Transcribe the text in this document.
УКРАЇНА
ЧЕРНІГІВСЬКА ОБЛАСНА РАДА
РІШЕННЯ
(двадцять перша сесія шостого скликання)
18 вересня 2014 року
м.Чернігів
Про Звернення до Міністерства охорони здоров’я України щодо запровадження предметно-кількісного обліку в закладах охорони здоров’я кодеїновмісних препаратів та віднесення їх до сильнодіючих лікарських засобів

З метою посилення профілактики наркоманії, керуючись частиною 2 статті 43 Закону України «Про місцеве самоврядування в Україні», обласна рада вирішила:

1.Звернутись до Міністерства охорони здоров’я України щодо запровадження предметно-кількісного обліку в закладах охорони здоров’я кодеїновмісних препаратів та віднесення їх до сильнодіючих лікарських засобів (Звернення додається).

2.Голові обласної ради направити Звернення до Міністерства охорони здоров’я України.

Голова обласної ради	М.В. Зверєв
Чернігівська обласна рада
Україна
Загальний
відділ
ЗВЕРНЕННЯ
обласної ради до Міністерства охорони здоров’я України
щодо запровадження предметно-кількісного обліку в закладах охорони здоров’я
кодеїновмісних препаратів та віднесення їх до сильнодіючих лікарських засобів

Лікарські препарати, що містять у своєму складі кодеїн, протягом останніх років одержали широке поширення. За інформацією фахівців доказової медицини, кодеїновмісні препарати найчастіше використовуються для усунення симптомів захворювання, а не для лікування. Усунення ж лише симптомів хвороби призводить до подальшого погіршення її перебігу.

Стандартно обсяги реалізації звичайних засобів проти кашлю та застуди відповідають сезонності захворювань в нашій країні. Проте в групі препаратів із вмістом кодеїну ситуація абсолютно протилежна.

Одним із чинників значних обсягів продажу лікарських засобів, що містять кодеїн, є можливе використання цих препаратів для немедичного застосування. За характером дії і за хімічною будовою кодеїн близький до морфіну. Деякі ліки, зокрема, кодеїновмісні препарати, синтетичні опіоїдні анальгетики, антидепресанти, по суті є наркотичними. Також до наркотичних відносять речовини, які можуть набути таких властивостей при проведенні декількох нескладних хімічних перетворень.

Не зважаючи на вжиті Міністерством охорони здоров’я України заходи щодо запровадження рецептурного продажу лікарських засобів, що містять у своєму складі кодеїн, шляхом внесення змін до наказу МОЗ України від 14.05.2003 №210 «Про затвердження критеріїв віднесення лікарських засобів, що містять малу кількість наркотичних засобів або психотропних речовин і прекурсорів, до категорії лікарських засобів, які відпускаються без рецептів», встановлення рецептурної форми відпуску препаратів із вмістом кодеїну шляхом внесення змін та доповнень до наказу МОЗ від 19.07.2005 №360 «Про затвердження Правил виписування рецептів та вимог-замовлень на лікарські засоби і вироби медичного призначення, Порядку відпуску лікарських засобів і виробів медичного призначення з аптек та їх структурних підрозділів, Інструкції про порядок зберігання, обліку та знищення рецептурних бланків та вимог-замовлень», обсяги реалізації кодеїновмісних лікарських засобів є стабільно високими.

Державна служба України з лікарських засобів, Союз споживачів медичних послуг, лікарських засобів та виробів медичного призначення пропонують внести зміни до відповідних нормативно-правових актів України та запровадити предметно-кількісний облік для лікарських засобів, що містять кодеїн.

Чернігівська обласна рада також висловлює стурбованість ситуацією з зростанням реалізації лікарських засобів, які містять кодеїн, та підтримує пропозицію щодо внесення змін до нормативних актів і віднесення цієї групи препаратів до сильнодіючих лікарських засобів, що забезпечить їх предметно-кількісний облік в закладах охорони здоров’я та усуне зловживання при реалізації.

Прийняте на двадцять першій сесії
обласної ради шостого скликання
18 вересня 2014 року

···

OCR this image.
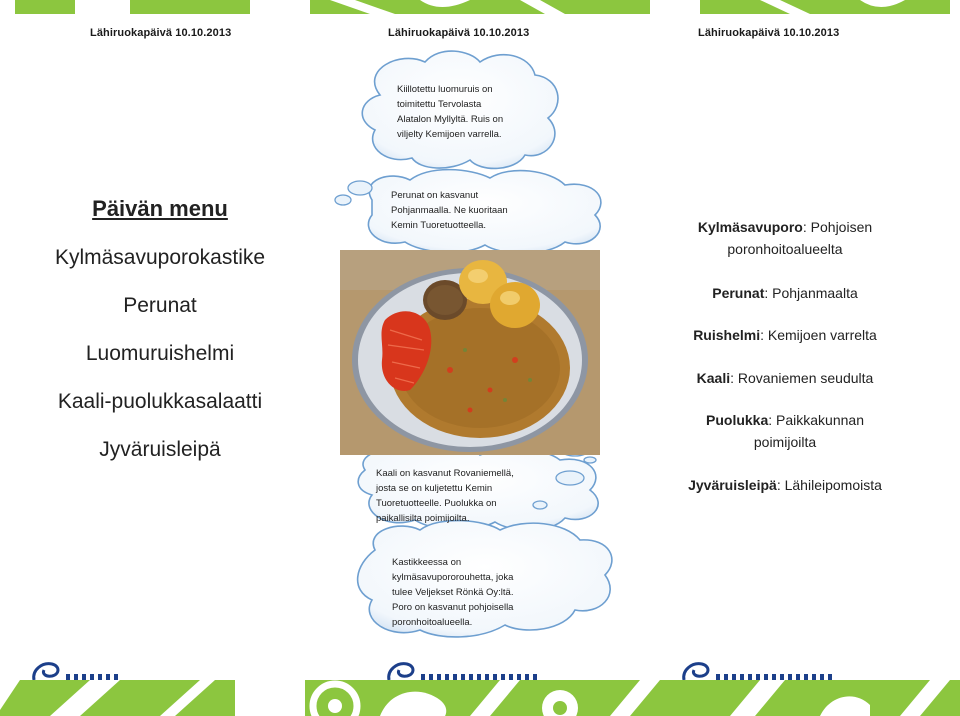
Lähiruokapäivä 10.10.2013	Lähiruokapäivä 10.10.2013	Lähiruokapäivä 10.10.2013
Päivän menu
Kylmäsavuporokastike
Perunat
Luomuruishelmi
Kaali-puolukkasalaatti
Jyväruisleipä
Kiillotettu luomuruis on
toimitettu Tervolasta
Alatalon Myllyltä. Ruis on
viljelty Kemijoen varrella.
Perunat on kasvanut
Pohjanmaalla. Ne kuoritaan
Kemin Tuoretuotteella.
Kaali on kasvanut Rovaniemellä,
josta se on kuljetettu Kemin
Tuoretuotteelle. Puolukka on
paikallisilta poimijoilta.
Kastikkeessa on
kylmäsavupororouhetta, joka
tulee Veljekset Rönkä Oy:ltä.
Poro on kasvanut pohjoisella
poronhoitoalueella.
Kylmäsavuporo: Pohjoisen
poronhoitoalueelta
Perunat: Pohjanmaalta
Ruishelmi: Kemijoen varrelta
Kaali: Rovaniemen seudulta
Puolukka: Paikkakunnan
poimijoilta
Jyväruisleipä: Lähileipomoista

···

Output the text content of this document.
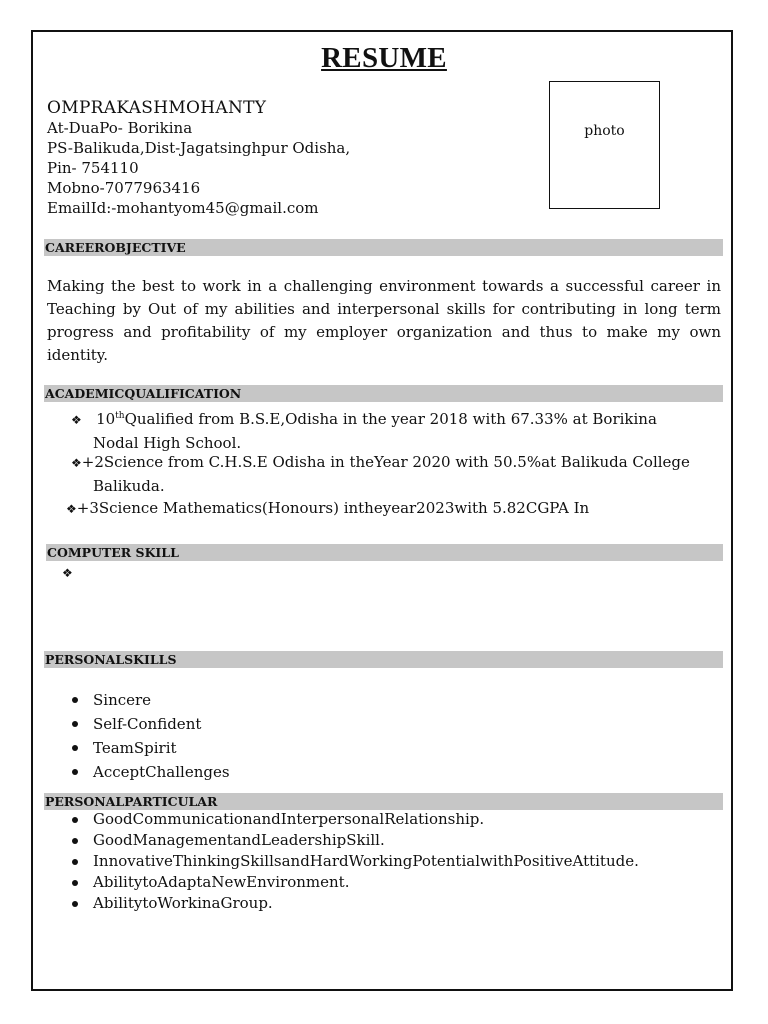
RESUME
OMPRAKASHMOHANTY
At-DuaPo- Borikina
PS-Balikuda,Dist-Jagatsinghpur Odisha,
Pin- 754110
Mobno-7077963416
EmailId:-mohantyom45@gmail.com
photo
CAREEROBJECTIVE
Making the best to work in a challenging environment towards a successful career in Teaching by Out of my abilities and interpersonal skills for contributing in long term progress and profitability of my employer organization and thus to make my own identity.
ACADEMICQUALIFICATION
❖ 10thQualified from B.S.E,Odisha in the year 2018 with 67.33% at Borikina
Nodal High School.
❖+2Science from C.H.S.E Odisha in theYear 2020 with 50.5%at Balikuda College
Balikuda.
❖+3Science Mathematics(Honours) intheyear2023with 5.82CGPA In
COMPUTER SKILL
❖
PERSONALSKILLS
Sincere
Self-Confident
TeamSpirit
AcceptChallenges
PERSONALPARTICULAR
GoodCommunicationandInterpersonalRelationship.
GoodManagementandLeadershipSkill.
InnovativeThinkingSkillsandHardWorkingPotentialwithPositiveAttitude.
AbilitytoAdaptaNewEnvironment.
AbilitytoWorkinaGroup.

···

### WHAT TO PRODUCE
Check each line of the data above for the string "Perunat", then report how many lines have it, with no other words.

### SOLUTION
3